Strip the pictures and reproduce the rest of the listing exactly.
## BEGIN ENTRIES
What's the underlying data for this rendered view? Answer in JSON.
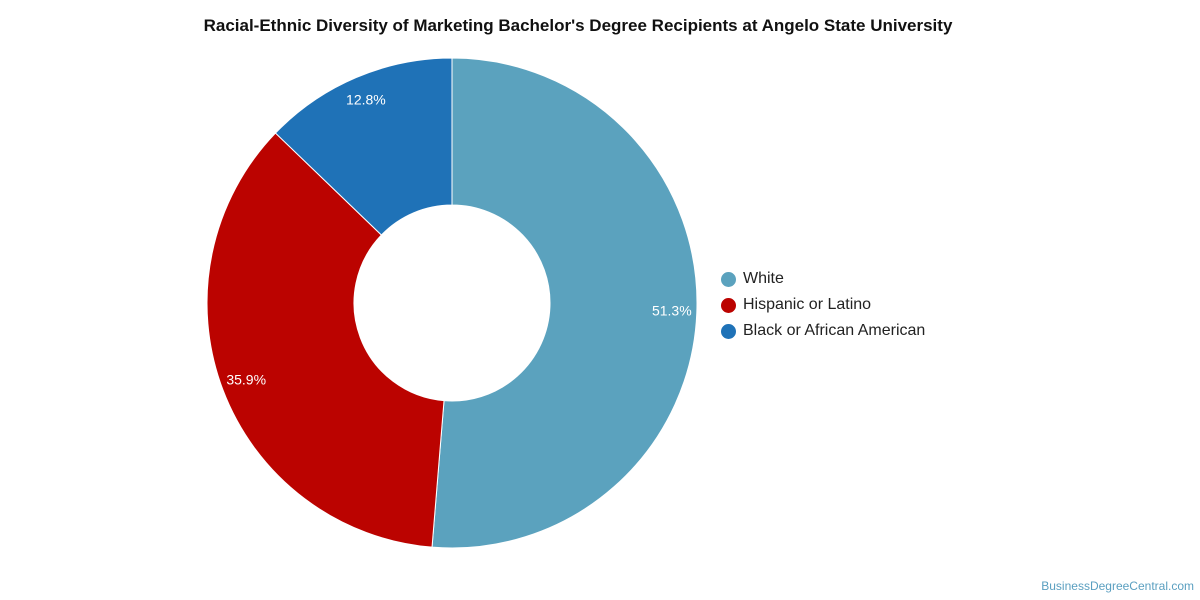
{
  "chart_data": {
    "type": "pie",
    "title": "Racial-Ethnic Diversity of Marketing Bachelor's Degree Recipients at Angelo State University",
    "categories": [
      "White",
      "Hispanic or Latino",
      "Black or African American"
    ],
    "values": [
      51.3,
      35.9,
      12.8
    ],
    "value_labels": [
      "51.3%",
      "35.9%",
      "12.8%"
    ],
    "colors": [
      "#5ba2be",
      "#bb0300",
      "#1f72b7"
    ],
    "donut": true,
    "legend_position": "right"
  },
  "watermark": "BusinessDegreeCentral.com"
}
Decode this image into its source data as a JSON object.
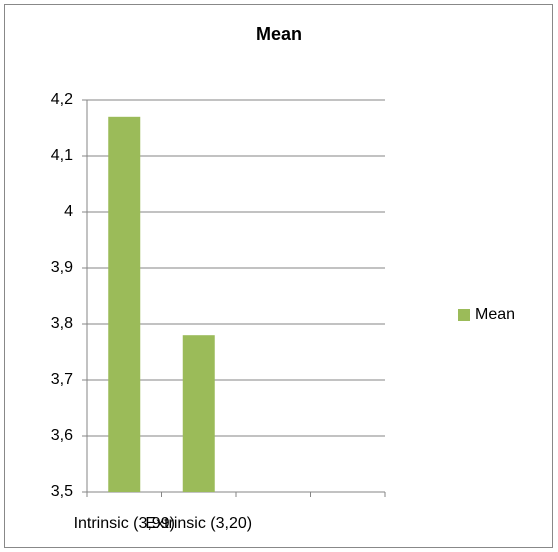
## END ENTRIES
- **EXERCISE SOLUTION**:
What's the underlying data for this rendered view? Answer in JSON.
{
  "chart_data": {
    "type": "pie",
    "title": "Racial-Ethnic Diversity of Marketing Bachelor's Degree Recipients at Angelo State University",
    "categories": [
      "White",
      "Hispanic or Latino",
      "Black or African American"
    ],
    "values": [
      51.3,
      35.9,
      12.8
    ],
    "value_labels": [
      "51.3%",
      "35.9%",
      "12.8%"
    ],
    "colors": [
      "#5ba2be",
      "#bb0300",
      "#1f72b7"
    ],
    "donut": true,
    "legend_position": "right"
  },
  "watermark": "BusinessDegreeCentral.com"
}
Decode this image into its source data as a JSON object.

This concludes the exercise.